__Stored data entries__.
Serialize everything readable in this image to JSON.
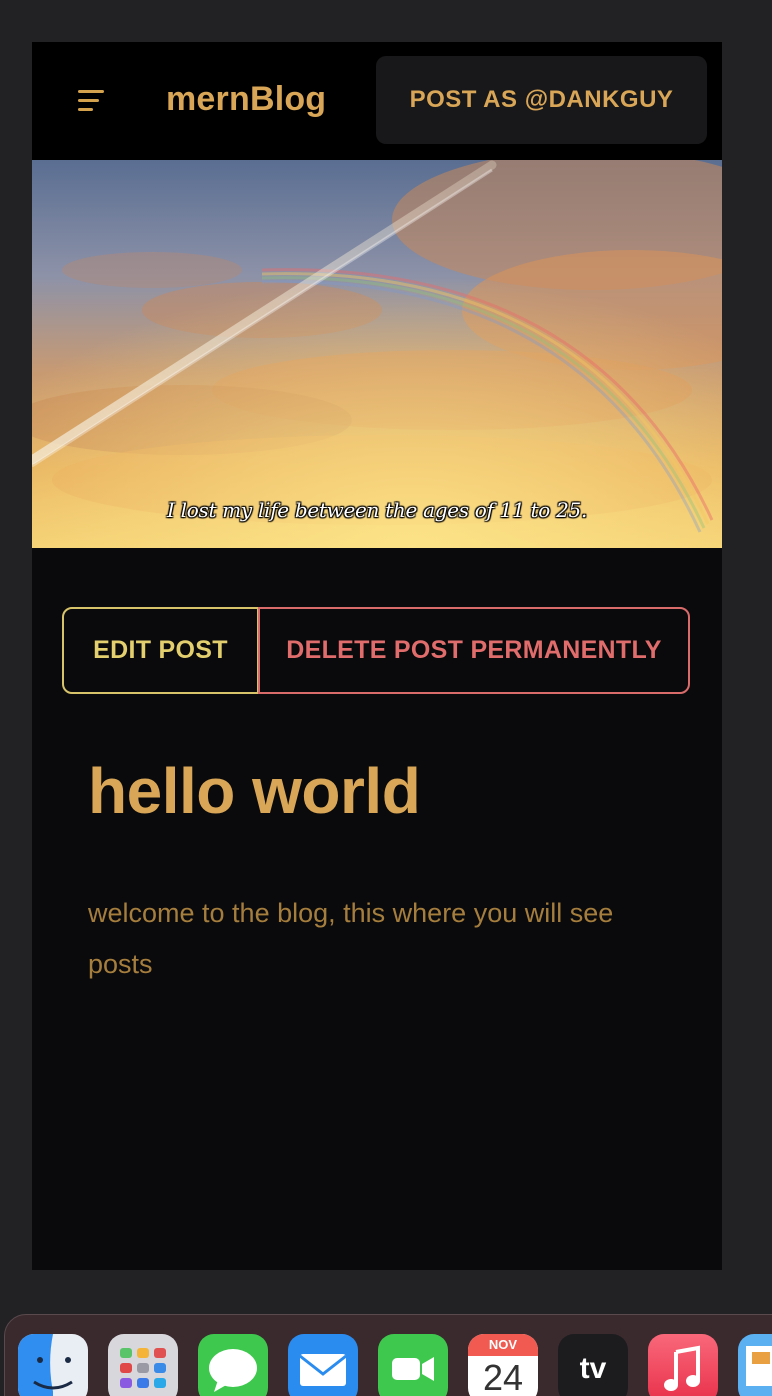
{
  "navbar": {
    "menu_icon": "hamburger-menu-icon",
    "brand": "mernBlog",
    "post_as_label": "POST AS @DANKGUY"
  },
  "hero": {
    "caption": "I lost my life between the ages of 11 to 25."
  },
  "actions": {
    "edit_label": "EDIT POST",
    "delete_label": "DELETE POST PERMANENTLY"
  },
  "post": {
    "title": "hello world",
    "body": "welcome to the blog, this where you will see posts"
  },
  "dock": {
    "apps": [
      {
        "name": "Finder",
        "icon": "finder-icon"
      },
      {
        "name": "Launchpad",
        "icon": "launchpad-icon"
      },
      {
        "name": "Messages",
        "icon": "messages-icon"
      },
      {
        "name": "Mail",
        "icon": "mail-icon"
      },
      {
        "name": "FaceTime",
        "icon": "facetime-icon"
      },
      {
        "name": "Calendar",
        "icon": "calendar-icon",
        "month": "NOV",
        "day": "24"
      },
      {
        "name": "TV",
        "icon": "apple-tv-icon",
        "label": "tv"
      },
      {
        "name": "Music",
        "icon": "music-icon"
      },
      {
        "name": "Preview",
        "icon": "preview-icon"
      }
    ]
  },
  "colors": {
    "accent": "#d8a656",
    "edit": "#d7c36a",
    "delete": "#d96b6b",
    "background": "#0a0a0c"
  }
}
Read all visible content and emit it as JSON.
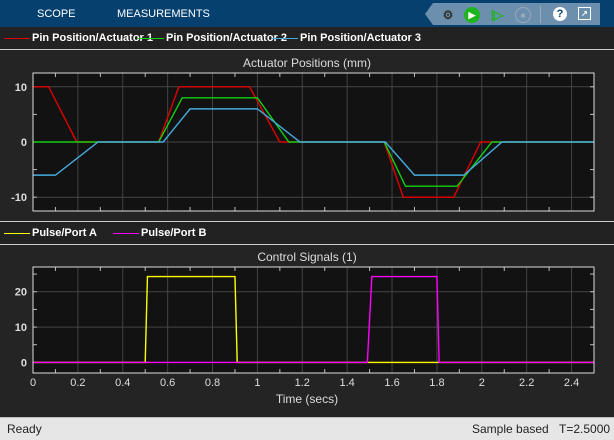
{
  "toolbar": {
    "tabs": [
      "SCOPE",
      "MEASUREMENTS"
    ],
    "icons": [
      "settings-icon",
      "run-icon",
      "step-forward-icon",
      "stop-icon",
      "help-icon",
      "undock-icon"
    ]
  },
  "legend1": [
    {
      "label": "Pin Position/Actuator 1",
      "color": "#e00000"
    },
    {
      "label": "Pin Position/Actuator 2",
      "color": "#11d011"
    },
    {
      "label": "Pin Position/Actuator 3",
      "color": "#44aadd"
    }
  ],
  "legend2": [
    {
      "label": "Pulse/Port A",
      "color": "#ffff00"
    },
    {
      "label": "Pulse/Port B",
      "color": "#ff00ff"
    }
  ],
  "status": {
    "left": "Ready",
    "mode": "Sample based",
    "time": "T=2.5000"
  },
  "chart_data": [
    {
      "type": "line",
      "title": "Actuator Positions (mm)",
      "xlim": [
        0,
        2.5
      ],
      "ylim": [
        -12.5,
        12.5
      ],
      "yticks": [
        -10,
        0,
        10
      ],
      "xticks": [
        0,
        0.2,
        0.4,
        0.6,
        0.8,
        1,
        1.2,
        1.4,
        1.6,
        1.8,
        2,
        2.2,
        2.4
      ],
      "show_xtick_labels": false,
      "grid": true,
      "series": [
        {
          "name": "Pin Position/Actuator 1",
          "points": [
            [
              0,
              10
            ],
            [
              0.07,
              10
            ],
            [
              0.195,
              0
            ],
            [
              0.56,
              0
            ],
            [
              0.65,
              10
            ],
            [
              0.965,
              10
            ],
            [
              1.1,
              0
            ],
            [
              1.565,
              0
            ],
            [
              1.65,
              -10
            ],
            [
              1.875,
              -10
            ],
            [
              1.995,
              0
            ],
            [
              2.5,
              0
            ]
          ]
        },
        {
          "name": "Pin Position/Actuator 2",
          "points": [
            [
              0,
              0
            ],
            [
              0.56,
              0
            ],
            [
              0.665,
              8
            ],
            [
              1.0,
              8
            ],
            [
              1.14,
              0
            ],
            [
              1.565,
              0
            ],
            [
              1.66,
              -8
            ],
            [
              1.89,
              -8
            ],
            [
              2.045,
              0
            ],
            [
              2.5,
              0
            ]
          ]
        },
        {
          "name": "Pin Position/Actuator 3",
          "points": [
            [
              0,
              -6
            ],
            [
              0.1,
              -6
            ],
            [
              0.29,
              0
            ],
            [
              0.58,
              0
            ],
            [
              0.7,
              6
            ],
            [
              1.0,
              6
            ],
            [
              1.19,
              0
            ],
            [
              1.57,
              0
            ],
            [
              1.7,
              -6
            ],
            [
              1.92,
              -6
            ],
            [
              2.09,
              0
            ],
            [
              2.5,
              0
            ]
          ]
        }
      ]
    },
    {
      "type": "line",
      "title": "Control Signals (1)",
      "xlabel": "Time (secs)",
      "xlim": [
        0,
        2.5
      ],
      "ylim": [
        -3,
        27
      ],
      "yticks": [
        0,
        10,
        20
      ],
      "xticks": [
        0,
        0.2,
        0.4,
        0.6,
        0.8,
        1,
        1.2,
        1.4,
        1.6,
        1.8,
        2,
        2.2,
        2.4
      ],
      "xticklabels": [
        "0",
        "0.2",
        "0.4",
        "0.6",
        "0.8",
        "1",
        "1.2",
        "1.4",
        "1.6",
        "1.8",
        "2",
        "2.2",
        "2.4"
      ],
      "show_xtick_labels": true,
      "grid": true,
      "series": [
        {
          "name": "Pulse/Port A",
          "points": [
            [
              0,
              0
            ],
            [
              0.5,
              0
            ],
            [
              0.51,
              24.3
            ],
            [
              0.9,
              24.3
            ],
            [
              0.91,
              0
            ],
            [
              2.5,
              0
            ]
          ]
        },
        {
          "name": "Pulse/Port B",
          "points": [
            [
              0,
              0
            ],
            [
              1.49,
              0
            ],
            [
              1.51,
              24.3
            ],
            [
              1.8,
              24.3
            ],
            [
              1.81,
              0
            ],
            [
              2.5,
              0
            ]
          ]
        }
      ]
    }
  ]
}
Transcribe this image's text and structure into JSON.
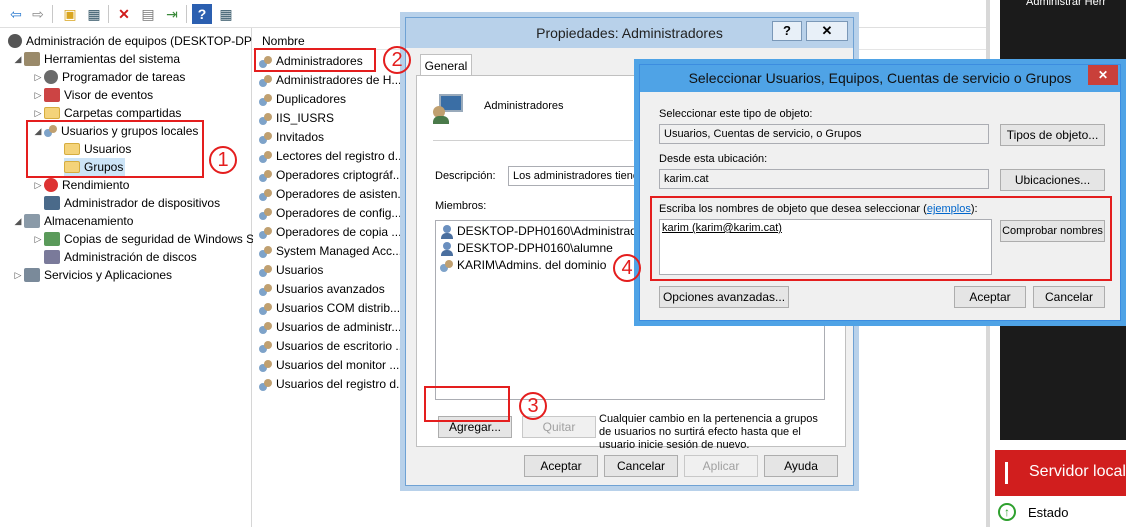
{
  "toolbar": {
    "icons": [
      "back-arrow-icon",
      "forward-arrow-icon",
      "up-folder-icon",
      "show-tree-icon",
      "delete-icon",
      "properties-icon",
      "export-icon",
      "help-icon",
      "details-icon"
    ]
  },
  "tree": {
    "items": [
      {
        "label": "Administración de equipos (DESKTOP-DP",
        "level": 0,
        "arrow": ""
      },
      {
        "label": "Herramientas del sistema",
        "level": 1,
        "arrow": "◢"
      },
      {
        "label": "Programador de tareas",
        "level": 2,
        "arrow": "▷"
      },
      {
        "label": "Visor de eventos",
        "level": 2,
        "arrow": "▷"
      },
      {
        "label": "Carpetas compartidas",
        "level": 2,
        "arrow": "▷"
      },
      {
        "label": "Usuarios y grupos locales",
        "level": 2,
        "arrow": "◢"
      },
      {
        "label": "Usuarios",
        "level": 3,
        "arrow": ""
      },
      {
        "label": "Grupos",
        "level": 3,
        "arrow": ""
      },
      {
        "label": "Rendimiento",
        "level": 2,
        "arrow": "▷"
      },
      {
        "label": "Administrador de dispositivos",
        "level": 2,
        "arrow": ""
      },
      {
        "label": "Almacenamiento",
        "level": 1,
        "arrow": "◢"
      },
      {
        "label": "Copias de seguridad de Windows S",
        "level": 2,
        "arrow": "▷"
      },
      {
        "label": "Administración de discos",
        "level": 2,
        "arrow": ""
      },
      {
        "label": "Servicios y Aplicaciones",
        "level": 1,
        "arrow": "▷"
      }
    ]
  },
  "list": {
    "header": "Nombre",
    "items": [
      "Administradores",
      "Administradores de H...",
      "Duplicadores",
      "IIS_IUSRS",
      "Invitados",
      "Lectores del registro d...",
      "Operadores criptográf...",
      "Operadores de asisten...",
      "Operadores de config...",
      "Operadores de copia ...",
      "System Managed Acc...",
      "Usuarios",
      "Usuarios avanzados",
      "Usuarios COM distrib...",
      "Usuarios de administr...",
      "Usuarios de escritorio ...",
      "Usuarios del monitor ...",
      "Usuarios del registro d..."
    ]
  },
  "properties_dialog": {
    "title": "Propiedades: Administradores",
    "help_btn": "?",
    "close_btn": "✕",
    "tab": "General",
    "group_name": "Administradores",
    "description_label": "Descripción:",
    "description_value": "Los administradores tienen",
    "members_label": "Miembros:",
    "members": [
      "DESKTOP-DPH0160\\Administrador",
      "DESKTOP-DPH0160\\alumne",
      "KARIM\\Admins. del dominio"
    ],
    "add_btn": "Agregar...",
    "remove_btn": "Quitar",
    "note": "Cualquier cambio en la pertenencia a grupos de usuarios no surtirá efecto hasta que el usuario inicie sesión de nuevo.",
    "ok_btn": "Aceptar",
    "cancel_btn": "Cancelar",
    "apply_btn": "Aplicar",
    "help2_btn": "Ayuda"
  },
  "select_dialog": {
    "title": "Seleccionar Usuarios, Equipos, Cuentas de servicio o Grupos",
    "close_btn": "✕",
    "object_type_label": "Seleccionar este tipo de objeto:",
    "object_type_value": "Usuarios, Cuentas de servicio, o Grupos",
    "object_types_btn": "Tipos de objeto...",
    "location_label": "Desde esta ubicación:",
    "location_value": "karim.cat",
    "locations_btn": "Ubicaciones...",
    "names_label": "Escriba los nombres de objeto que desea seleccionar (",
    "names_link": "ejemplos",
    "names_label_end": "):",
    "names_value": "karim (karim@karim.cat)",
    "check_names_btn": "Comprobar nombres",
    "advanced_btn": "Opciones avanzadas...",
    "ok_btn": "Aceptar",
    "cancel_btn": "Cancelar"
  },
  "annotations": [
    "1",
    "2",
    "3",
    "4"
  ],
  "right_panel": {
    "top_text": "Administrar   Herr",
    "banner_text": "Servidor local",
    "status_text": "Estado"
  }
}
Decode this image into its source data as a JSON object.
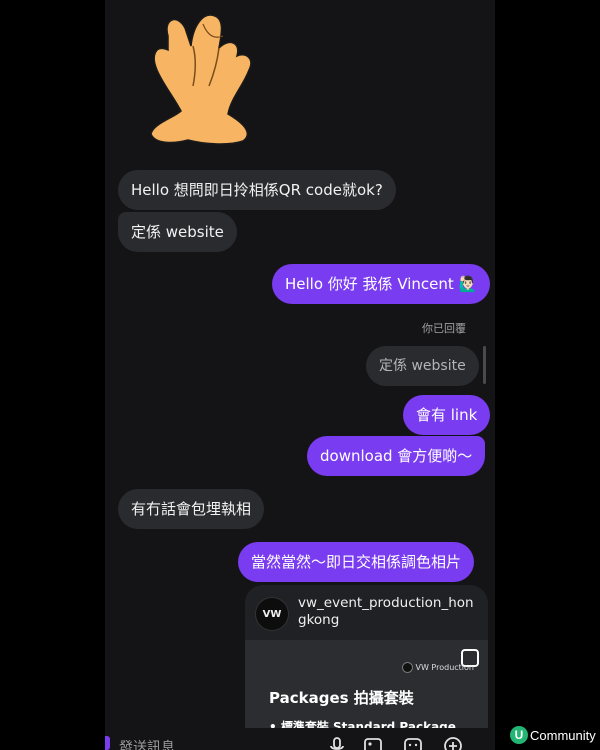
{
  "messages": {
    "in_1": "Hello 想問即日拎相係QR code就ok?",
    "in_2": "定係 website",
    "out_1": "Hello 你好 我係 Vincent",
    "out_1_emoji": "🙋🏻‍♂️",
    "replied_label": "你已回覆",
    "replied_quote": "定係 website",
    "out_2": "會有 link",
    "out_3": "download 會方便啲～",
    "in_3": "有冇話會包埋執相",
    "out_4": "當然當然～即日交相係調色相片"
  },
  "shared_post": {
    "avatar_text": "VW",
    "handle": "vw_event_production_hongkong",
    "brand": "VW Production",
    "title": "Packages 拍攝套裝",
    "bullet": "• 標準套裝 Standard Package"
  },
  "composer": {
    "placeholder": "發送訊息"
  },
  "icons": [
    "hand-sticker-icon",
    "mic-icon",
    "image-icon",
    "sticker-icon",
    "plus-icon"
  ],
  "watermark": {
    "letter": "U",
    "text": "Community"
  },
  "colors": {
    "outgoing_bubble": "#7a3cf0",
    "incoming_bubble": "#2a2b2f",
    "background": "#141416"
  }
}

__Instructions for the task__. Count how many lines include the string "brand". Nothing but the number is needed.

__Correct response__. 2